**Items:**
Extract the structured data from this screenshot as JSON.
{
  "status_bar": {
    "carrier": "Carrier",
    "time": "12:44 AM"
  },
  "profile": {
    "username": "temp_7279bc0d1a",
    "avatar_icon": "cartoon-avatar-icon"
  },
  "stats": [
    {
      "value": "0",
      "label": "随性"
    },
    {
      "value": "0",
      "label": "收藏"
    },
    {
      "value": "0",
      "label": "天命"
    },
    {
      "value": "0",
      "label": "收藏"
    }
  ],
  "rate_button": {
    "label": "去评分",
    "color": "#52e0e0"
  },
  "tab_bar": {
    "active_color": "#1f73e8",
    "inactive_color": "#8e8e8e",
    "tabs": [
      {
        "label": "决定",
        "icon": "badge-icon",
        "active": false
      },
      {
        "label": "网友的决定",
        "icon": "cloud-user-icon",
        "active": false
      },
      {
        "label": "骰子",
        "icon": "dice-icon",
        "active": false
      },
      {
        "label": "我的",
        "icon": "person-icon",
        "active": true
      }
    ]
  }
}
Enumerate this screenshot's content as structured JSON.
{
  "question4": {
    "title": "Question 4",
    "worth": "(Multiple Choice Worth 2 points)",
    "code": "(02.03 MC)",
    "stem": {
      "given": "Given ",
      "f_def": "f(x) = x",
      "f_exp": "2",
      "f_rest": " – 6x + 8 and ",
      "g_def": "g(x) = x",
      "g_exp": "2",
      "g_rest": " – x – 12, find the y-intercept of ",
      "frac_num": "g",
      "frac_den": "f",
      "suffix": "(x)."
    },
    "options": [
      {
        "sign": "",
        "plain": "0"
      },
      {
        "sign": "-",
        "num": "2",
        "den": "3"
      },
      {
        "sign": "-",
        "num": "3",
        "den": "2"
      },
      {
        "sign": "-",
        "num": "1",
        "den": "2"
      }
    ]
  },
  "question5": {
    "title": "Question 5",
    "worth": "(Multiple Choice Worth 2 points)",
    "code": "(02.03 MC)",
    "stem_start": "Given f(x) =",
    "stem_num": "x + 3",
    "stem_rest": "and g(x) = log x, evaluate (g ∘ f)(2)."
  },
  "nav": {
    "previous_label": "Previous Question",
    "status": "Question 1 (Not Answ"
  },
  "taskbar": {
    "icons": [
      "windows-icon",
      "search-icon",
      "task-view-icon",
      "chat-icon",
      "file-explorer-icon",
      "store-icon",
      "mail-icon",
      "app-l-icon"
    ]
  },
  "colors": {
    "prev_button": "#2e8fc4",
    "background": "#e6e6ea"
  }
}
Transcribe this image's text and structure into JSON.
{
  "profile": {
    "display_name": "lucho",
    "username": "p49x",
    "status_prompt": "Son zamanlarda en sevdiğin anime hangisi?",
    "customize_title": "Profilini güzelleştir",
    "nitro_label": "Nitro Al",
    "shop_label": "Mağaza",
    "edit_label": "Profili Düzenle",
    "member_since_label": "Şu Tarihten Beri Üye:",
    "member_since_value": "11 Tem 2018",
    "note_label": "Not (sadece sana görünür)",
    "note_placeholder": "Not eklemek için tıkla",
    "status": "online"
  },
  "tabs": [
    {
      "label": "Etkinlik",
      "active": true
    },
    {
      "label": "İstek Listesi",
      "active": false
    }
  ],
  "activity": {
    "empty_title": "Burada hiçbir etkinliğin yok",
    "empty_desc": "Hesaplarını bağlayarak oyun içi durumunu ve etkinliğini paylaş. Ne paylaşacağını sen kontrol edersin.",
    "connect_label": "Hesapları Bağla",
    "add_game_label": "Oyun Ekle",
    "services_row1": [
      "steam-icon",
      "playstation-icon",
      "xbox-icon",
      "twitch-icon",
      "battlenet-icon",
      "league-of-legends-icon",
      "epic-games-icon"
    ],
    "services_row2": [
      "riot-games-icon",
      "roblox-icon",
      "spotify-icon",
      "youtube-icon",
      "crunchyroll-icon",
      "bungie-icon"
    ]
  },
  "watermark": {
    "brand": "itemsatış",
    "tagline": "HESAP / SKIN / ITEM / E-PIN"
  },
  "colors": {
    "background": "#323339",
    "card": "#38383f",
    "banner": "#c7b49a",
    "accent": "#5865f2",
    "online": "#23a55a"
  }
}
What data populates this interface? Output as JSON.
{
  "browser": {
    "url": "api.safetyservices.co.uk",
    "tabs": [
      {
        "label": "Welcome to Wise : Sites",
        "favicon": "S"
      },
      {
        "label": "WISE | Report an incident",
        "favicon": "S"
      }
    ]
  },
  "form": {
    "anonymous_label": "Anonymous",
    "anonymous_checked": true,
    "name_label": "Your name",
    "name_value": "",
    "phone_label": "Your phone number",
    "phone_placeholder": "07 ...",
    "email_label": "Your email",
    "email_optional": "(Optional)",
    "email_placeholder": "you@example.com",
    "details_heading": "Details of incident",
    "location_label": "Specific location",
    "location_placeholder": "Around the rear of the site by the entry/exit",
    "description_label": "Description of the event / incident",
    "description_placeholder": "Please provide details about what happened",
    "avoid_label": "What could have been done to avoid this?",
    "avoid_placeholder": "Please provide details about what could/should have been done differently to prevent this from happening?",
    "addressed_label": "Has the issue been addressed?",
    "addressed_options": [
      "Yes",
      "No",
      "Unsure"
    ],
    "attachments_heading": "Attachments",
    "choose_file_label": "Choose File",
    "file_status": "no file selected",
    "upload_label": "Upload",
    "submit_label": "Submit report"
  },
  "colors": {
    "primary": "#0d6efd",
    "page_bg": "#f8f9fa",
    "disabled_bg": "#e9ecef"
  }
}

**Job:** Return the entries above exactly, each one complete.

**Finished exercise:**
Extract the structured data from this screenshot as JSON.
{
  "status_bar": {
    "carrier": "Carrier",
    "time": "12:44 AM"
  },
  "profile": {
    "username": "temp_7279bc0d1a",
    "avatar_icon": "cartoon-avatar-icon"
  },
  "stats": [
    {
      "value": "0",
      "label": "随性"
    },
    {
      "value": "0",
      "label": "收藏"
    },
    {
      "value": "0",
      "label": "天命"
    },
    {
      "value": "0",
      "label": "收藏"
    }
  ],
  "rate_button": {
    "label": "去评分",
    "color": "#52e0e0"
  },
  "tab_bar": {
    "active_color": "#1f73e8",
    "inactive_color": "#8e8e8e",
    "tabs": [
      {
        "label": "决定",
        "icon": "badge-icon",
        "active": false
      },
      {
        "label": "网友的决定",
        "icon": "cloud-user-icon",
        "active": false
      },
      {
        "label": "骰子",
        "icon": "dice-icon",
        "active": false
      },
      {
        "label": "我的",
        "icon": "person-icon",
        "active": true
      }
    ]
  }
}
Enumerate this screenshot's content as structured JSON.
{
  "question4": {
    "title": "Question 4",
    "worth": "(Multiple Choice Worth 2 points)",
    "code": "(02.03 MC)",
    "stem": {
      "given": "Given ",
      "f_def": "f(x) = x",
      "f_exp": "2",
      "f_rest": " – 6x + 8 and ",
      "g_def": "g(x) = x",
      "g_exp": "2",
      "g_rest": " – x – 12, find the y-intercept of ",
      "frac_num": "g",
      "frac_den": "f",
      "suffix": "(x)."
    },
    "options": [
      {
        "sign": "",
        "plain": "0"
      },
      {
        "sign": "-",
        "num": "2",
        "den": "3"
      },
      {
        "sign": "-",
        "num": "3",
        "den": "2"
      },
      {
        "sign": "-",
        "num": "1",
        "den": "2"
      }
    ]
  },
  "question5": {
    "title": "Question 5",
    "worth": "(Multiple Choice Worth 2 points)",
    "code": "(02.03 MC)",
    "stem_start": "Given f(x) =",
    "stem_num": "x + 3",
    "stem_rest": "and g(x) = log x, evaluate (g ∘ f)(2)."
  },
  "nav": {
    "previous_label": "Previous Question",
    "status": "Question 1 (Not Answ"
  },
  "taskbar": {
    "icons": [
      "windows-icon",
      "search-icon",
      "task-view-icon",
      "chat-icon",
      "file-explorer-icon",
      "store-icon",
      "mail-icon",
      "app-l-icon"
    ]
  },
  "colors": {
    "prev_button": "#2e8fc4",
    "background": "#e6e6ea"
  }
}
Transcribe this image's text and structure into JSON.
{
  "profile": {
    "display_name": "lucho",
    "username": "p49x",
    "status_prompt": "Son zamanlarda en sevdiğin anime hangisi?",
    "customize_title": "Profilini güzelleştir",
    "nitro_label": "Nitro Al",
    "shop_label": "Mağaza",
    "edit_label": "Profili Düzenle",
    "member_since_label": "Şu Tarihten Beri Üye:",
    "member_since_value": "11 Tem 2018",
    "note_label": "Not (sadece sana görünür)",
    "note_placeholder": "Not eklemek için tıkla",
    "status": "online"
  },
  "tabs": [
    {
      "label": "Etkinlik",
      "active": true
    },
    {
      "label": "İstek Listesi",
      "active": false
    }
  ],
  "activity": {
    "empty_title": "Burada hiçbir etkinliğin yok",
    "empty_desc": "Hesaplarını bağlayarak oyun içi durumunu ve etkinliğini paylaş. Ne paylaşacağını sen kontrol edersin.",
    "connect_label": "Hesapları Bağla",
    "add_game_label": "Oyun Ekle",
    "services_row1": [
      "steam-icon",
      "playstation-icon",
      "xbox-icon",
      "twitch-icon",
      "battlenet-icon",
      "league-of-legends-icon",
      "epic-games-icon"
    ],
    "services_row2": [
      "riot-games-icon",
      "roblox-icon",
      "spotify-icon",
      "youtube-icon",
      "crunchyroll-icon",
      "bungie-icon"
    ]
  },
  "watermark": {
    "brand": "itemsatış",
    "tagline": "HESAP / SKIN / ITEM / E-PIN"
  },
  "colors": {
    "background": "#323339",
    "card": "#38383f",
    "banner": "#c7b49a",
    "accent": "#5865f2",
    "online": "#23a55a"
  }
}
What data populates this interface? Output as JSON.
{
  "browser": {
    "url": "api.safetyservices.co.uk",
    "tabs": [
      {
        "label": "Welcome to Wise : Sites",
        "favicon": "S"
      },
      {
        "label": "WISE | Report an incident",
        "favicon": "S"
      }
    ]
  },
  "form": {
    "anonymous_label": "Anonymous",
    "anonymous_checked": true,
    "name_label": "Your name",
    "name_value": "",
    "phone_label": "Your phone number",
    "phone_placeholder": "07 ...",
    "email_label": "Your email",
    "email_optional": "(Optional)",
    "email_placeholder": "you@example.com",
    "details_heading": "Details of incident",
    "location_label": "Specific location",
    "location_placeholder": "Around the rear of the site by the entry/exit",
    "description_label": "Description of the event / incident",
    "description_placeholder": "Please provide details about what happened",
    "avoid_label": "What could have been done to avoid this?",
    "avoid_placeholder": "Please provide details about what could/should have been done differently to prevent this from happening?",
    "addressed_label": "Has the issue been addressed?",
    "addressed_options": [
      "Yes",
      "No",
      "Unsure"
    ],
    "attachments_heading": "Attachments",
    "choose_file_label": "Choose File",
    "file_status": "no file selected",
    "upload_label": "Upload",
    "submit_label": "Submit report"
  },
  "colors": {
    "primary": "#0d6efd",
    "page_bg": "#f8f9fa",
    "disabled_bg": "#e9ecef"
  }
}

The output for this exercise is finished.